Task instructions =
Output all of the data below exactly as given.

Records from a collection

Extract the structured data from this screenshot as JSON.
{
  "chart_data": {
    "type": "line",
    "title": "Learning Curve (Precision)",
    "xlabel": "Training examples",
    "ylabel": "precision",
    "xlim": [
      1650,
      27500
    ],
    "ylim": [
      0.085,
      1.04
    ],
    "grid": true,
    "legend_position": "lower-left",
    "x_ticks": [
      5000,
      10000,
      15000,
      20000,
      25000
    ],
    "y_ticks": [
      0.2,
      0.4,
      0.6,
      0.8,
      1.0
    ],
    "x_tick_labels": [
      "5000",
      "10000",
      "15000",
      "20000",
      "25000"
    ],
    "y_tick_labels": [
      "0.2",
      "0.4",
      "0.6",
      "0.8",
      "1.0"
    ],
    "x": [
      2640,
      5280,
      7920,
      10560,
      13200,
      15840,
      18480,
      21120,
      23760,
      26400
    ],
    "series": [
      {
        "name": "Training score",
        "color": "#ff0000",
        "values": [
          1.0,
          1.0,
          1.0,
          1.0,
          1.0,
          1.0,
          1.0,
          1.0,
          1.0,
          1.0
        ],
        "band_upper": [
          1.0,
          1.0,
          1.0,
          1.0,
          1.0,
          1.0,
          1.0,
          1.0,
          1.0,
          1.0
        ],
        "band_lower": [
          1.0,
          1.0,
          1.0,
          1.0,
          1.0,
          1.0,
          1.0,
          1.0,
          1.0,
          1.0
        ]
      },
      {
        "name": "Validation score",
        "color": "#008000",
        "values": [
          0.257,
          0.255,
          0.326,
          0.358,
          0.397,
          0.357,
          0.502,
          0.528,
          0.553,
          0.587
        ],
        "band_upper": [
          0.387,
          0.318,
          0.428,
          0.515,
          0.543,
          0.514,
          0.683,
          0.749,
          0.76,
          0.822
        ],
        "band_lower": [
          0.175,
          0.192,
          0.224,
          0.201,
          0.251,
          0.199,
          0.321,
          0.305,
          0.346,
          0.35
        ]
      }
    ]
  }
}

Answer for the task =
Extract the structured data from this screenshot as JSON.
{
  "chart_data": {
    "type": "line",
    "title": "Learning Curve (Precision)",
    "xlabel": "Training examples",
    "ylabel": "precision",
    "xlim": [
      1650,
      27500
    ],
    "ylim": [
      0.085,
      1.04
    ],
    "grid": true,
    "legend_position": "lower-left",
    "x_ticks": [
      5000,
      10000,
      15000,
      20000,
      25000
    ],
    "y_ticks": [
      0.2,
      0.4,
      0.6,
      0.8,
      1.0
    ],
    "x_tick_labels": [
      "5000",
      "10000",
      "15000",
      "20000",
      "25000"
    ],
    "y_tick_labels": [
      "0.2",
      "0.4",
      "0.6",
      "0.8",
      "1.0"
    ],
    "x": [
      2640,
      5280,
      7920,
      10560,
      13200,
      15840,
      18480,
      21120,
      23760,
      26400
    ],
    "series": [
      {
        "name": "Training score",
        "color": "#ff0000",
        "values": [
          1.0,
          1.0,
          1.0,
          1.0,
          1.0,
          1.0,
          1.0,
          1.0,
          1.0,
          1.0
        ],
        "band_upper": [
          1.0,
          1.0,
          1.0,
          1.0,
          1.0,
          1.0,
          1.0,
          1.0,
          1.0,
          1.0
        ],
        "band_lower": [
          1.0,
          1.0,
          1.0,
          1.0,
          1.0,
          1.0,
          1.0,
          1.0,
          1.0,
          1.0
        ]
      },
      {
        "name": "Validation score",
        "color": "#008000",
        "values": [
          0.257,
          0.255,
          0.326,
          0.358,
          0.397,
          0.357,
          0.502,
          0.528,
          0.553,
          0.587
        ],
        "band_upper": [
          0.387,
          0.318,
          0.428,
          0.515,
          0.543,
          0.514,
          0.683,
          0.749,
          0.76,
          0.822
        ],
        "band_lower": [
          0.175,
          0.192,
          0.224,
          0.201,
          0.251,
          0.199,
          0.321,
          0.305,
          0.346,
          0.35
        ]
      }
    ]
  }
}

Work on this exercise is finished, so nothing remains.